GIVEN TASK
Report every line below that holds the word "Fall".

Figure record listings
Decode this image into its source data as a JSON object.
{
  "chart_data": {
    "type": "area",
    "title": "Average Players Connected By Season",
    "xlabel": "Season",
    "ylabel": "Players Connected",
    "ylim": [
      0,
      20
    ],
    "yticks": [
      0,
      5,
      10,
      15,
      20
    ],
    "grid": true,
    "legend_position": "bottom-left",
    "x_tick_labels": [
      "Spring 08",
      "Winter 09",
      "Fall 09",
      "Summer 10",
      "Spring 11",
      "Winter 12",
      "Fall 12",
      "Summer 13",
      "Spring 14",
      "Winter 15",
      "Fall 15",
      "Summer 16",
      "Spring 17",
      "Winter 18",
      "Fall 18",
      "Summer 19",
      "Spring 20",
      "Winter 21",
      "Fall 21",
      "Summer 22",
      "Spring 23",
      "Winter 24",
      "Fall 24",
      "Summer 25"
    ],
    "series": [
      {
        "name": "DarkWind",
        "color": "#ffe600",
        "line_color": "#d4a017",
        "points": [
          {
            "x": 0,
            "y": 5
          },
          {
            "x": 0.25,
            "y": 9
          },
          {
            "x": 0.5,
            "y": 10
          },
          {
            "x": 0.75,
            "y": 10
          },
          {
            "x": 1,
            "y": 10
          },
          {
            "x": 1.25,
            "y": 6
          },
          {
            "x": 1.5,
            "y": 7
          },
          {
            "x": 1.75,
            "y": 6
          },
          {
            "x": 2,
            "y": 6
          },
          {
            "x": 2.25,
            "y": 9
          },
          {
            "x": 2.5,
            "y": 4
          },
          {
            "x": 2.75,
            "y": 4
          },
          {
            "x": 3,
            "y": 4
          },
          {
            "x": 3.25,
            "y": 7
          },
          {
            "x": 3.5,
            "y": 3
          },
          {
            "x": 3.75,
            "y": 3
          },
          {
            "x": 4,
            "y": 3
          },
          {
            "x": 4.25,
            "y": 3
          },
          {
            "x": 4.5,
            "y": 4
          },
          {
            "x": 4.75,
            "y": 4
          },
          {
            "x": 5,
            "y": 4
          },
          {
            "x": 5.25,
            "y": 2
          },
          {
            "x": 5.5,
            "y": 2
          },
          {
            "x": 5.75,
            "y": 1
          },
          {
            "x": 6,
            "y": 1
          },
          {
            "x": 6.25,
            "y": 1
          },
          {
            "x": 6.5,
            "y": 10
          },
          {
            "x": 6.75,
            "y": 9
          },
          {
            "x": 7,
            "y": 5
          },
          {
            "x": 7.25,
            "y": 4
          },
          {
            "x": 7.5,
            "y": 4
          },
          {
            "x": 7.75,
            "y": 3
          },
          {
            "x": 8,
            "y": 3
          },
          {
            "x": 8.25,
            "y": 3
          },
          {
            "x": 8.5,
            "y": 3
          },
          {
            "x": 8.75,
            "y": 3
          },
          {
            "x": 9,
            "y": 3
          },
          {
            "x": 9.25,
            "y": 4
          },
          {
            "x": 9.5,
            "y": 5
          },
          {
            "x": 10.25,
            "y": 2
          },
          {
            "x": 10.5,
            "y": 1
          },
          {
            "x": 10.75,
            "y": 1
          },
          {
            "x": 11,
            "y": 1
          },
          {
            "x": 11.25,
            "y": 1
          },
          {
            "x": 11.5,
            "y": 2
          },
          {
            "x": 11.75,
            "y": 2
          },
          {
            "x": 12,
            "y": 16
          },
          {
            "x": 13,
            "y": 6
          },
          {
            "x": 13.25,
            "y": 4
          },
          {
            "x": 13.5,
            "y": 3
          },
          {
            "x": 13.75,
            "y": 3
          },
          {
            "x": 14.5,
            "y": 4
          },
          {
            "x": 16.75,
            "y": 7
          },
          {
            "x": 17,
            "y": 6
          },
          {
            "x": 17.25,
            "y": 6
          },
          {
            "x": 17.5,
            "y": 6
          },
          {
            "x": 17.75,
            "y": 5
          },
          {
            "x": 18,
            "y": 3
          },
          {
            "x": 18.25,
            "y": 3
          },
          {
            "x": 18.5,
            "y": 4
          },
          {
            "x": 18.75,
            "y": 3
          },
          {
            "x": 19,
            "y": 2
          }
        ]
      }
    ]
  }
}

ANSWER
      "Fall 09",
      "Fall 12",
      "Fall 15",
      "Fall 18",
      "Fall 21",
      "Fall 24",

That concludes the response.